- Task instructions -
Write out each line of the material again, word for word.

- Materials provided -
# # # # #
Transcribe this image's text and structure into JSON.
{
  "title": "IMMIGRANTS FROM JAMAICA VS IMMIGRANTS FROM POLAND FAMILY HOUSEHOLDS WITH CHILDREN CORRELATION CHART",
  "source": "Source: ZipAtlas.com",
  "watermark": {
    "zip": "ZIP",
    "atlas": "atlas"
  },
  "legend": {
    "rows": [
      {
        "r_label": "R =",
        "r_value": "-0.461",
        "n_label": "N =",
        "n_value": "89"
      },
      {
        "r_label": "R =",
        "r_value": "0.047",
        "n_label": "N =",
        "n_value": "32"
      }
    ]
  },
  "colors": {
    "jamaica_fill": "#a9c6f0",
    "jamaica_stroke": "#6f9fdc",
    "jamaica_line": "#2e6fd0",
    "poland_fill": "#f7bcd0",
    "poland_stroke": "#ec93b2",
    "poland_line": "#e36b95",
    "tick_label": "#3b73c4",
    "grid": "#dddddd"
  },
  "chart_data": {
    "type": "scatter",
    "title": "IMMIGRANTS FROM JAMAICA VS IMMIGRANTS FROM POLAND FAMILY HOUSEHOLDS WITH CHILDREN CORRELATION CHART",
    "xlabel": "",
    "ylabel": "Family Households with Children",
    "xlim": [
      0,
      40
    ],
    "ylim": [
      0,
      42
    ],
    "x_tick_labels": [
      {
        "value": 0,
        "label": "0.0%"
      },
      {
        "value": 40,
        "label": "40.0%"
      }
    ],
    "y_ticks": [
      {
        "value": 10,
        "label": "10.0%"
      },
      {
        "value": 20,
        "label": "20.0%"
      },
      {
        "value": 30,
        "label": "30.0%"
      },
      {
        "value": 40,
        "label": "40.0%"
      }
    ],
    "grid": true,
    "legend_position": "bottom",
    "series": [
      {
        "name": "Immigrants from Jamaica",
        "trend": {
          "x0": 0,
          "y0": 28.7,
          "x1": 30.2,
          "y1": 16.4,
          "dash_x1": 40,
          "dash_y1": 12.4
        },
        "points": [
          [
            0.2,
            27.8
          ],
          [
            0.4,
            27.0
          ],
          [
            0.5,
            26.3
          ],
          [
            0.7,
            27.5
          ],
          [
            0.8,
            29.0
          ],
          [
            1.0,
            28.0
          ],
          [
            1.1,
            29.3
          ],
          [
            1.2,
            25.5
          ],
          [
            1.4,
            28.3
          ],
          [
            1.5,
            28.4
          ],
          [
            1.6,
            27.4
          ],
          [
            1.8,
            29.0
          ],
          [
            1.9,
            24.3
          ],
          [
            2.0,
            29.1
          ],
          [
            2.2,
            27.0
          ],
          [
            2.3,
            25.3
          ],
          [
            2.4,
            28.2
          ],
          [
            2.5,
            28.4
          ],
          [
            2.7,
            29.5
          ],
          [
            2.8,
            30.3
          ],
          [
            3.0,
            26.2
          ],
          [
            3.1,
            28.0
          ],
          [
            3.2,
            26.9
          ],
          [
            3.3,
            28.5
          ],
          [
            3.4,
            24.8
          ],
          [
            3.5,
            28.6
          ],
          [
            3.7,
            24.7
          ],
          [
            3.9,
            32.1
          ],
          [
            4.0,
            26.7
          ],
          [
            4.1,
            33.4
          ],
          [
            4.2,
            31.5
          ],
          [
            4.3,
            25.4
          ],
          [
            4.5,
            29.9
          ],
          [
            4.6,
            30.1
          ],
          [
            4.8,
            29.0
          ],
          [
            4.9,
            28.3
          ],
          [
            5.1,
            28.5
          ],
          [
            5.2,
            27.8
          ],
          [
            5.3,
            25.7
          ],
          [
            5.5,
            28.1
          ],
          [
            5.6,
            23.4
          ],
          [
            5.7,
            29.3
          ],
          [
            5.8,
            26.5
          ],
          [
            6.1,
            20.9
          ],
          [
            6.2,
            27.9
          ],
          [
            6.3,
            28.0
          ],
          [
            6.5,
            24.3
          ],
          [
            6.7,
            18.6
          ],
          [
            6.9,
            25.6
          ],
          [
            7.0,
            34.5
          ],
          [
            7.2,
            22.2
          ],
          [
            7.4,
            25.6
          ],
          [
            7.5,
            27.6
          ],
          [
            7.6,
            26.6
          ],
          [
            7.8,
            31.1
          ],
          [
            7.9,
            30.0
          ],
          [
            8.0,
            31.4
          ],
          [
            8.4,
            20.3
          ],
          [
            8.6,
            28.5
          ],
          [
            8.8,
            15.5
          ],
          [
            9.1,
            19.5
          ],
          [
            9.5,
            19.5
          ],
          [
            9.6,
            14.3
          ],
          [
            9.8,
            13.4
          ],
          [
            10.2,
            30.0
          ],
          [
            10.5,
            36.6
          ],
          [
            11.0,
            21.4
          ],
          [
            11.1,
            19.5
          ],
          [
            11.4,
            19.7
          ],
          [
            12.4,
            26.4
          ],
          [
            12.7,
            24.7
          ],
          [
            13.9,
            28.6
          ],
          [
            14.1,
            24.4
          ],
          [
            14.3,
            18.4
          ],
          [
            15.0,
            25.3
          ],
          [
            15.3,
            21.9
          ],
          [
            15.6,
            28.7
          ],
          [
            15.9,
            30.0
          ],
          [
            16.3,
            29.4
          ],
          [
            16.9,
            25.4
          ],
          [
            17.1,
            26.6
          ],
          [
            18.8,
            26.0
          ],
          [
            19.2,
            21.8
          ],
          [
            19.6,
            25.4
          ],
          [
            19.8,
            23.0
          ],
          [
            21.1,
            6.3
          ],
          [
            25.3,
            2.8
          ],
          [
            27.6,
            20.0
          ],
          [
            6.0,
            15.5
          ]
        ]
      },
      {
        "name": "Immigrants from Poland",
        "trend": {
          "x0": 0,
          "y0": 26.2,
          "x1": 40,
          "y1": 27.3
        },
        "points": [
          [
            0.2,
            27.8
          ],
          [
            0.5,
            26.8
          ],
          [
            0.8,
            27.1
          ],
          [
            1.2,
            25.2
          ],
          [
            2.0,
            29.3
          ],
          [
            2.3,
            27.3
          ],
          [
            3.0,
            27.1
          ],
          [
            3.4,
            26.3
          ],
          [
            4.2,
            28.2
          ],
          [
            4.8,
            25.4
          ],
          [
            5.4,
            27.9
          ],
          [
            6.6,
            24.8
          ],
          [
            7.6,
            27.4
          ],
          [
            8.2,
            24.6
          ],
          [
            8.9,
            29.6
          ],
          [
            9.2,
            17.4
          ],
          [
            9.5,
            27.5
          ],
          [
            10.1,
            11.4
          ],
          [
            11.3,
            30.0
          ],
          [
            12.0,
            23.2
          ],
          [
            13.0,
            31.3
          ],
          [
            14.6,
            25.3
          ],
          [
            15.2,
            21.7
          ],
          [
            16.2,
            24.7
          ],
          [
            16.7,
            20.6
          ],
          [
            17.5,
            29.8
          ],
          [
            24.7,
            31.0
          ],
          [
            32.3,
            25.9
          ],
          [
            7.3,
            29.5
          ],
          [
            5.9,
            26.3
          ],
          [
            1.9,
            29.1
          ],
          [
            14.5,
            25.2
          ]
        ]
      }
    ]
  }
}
# # # # #
- Exercise response -
Transcribe this image's text and structure into JSON.
{
  "title": "IMMIGRANTS FROM JAMAICA VS IMMIGRANTS FROM POLAND FAMILY HOUSEHOLDS WITH CHILDREN CORRELATION CHART",
  "source": "Source: ZipAtlas.com",
  "watermark": {
    "zip": "ZIP",
    "atlas": "atlas"
  },
  "legend": {
    "rows": [
      {
        "r_label": "R =",
        "r_value": "-0.461",
        "n_label": "N =",
        "n_value": "89"
      },
      {
        "r_label": "R =",
        "r_value": "0.047",
        "n_label": "N =",
        "n_value": "32"
      }
    ]
  },
  "colors": {
    "jamaica_fill": "#a9c6f0",
    "jamaica_stroke": "#6f9fdc",
    "jamaica_line": "#2e6fd0",
    "poland_fill": "#f7bcd0",
    "poland_stroke": "#ec93b2",
    "poland_line": "#e36b95",
    "tick_label": "#3b73c4",
    "grid": "#dddddd"
  },
  "chart_data": {
    "type": "scatter",
    "title": "IMMIGRANTS FROM JAMAICA VS IMMIGRANTS FROM POLAND FAMILY HOUSEHOLDS WITH CHILDREN CORRELATION CHART",
    "xlabel": "",
    "ylabel": "Family Households with Children",
    "xlim": [
      0,
      40
    ],
    "ylim": [
      0,
      42
    ],
    "x_tick_labels": [
      {
        "value": 0,
        "label": "0.0%"
      },
      {
        "value": 40,
        "label": "40.0%"
      }
    ],
    "y_ticks": [
      {
        "value": 10,
        "label": "10.0%"
      },
      {
        "value": 20,
        "label": "20.0%"
      },
      {
        "value": 30,
        "label": "30.0%"
      },
      {
        "value": 40,
        "label": "40.0%"
      }
    ],
    "grid": true,
    "legend_position": "bottom",
    "series": [
      {
        "name": "Immigrants from Jamaica",
        "trend": {
          "x0": 0,
          "y0": 28.7,
          "x1": 30.2,
          "y1": 16.4,
          "dash_x1": 40,
          "dash_y1": 12.4
        },
        "points": [
          [
            0.2,
            27.8
          ],
          [
            0.4,
            27.0
          ],
          [
            0.5,
            26.3
          ],
          [
            0.7,
            27.5
          ],
          [
            0.8,
            29.0
          ],
          [
            1.0,
            28.0
          ],
          [
            1.1,
            29.3
          ],
          [
            1.2,
            25.5
          ],
          [
            1.4,
            28.3
          ],
          [
            1.5,
            28.4
          ],
          [
            1.6,
            27.4
          ],
          [
            1.8,
            29.0
          ],
          [
            1.9,
            24.3
          ],
          [
            2.0,
            29.1
          ],
          [
            2.2,
            27.0
          ],
          [
            2.3,
            25.3
          ],
          [
            2.4,
            28.2
          ],
          [
            2.5,
            28.4
          ],
          [
            2.7,
            29.5
          ],
          [
            2.8,
            30.3
          ],
          [
            3.0,
            26.2
          ],
          [
            3.1,
            28.0
          ],
          [
            3.2,
            26.9
          ],
          [
            3.3,
            28.5
          ],
          [
            3.4,
            24.8
          ],
          [
            3.5,
            28.6
          ],
          [
            3.7,
            24.7
          ],
          [
            3.9,
            32.1
          ],
          [
            4.0,
            26.7
          ],
          [
            4.1,
            33.4
          ],
          [
            4.2,
            31.5
          ],
          [
            4.3,
            25.4
          ],
          [
            4.5,
            29.9
          ],
          [
            4.6,
            30.1
          ],
          [
            4.8,
            29.0
          ],
          [
            4.9,
            28.3
          ],
          [
            5.1,
            28.5
          ],
          [
            5.2,
            27.8
          ],
          [
            5.3,
            25.7
          ],
          [
            5.5,
            28.1
          ],
          [
            5.6,
            23.4
          ],
          [
            5.7,
            29.3
          ],
          [
            5.8,
            26.5
          ],
          [
            6.1,
            20.9
          ],
          [
            6.2,
            27.9
          ],
          [
            6.3,
            28.0
          ],
          [
            6.5,
            24.3
          ],
          [
            6.7,
            18.6
          ],
          [
            6.9,
            25.6
          ],
          [
            7.0,
            34.5
          ],
          [
            7.2,
            22.2
          ],
          [
            7.4,
            25.6
          ],
          [
            7.5,
            27.6
          ],
          [
            7.6,
            26.6
          ],
          [
            7.8,
            31.1
          ],
          [
            7.9,
            30.0
          ],
          [
            8.0,
            31.4
          ],
          [
            8.4,
            20.3
          ],
          [
            8.6,
            28.5
          ],
          [
            8.8,
            15.5
          ],
          [
            9.1,
            19.5
          ],
          [
            9.5,
            19.5
          ],
          [
            9.6,
            14.3
          ],
          [
            9.8,
            13.4
          ],
          [
            10.2,
            30.0
          ],
          [
            10.5,
            36.6
          ],
          [
            11.0,
            21.4
          ],
          [
            11.1,
            19.5
          ],
          [
            11.4,
            19.7
          ],
          [
            12.4,
            26.4
          ],
          [
            12.7,
            24.7
          ],
          [
            13.9,
            28.6
          ],
          [
            14.1,
            24.4
          ],
          [
            14.3,
            18.4
          ],
          [
            15.0,
            25.3
          ],
          [
            15.3,
            21.9
          ],
          [
            15.6,
            28.7
          ],
          [
            15.9,
            30.0
          ],
          [
            16.3,
            29.4
          ],
          [
            16.9,
            25.4
          ],
          [
            17.1,
            26.6
          ],
          [
            18.8,
            26.0
          ],
          [
            19.2,
            21.8
          ],
          [
            19.6,
            25.4
          ],
          [
            19.8,
            23.0
          ],
          [
            21.1,
            6.3
          ],
          [
            25.3,
            2.8
          ],
          [
            27.6,
            20.0
          ],
          [
            6.0,
            15.5
          ]
        ]
      },
      {
        "name": "Immigrants from Poland",
        "trend": {
          "x0": 0,
          "y0": 26.2,
          "x1": 40,
          "y1": 27.3
        },
        "points": [
          [
            0.2,
            27.8
          ],
          [
            0.5,
            26.8
          ],
          [
            0.8,
            27.1
          ],
          [
            1.2,
            25.2
          ],
          [
            2.0,
            29.3
          ],
          [
            2.3,
            27.3
          ],
          [
            3.0,
            27.1
          ],
          [
            3.4,
            26.3
          ],
          [
            4.2,
            28.2
          ],
          [
            4.8,
            25.4
          ],
          [
            5.4,
            27.9
          ],
          [
            6.6,
            24.8
          ],
          [
            7.6,
            27.4
          ],
          [
            8.2,
            24.6
          ],
          [
            8.9,
            29.6
          ],
          [
            9.2,
            17.4
          ],
          [
            9.5,
            27.5
          ],
          [
            10.1,
            11.4
          ],
          [
            11.3,
            30.0
          ],
          [
            12.0,
            23.2
          ],
          [
            13.0,
            31.3
          ],
          [
            14.6,
            25.3
          ],
          [
            15.2,
            21.7
          ],
          [
            16.2,
            24.7
          ],
          [
            16.7,
            20.6
          ],
          [
            17.5,
            29.8
          ],
          [
            24.7,
            31.0
          ],
          [
            32.3,
            25.9
          ],
          [
            7.3,
            29.5
          ],
          [
            5.9,
            26.3
          ],
          [
            1.9,
            29.1
          ],
          [
            14.5,
            25.2
          ]
        ]
      }
    ]
  }
}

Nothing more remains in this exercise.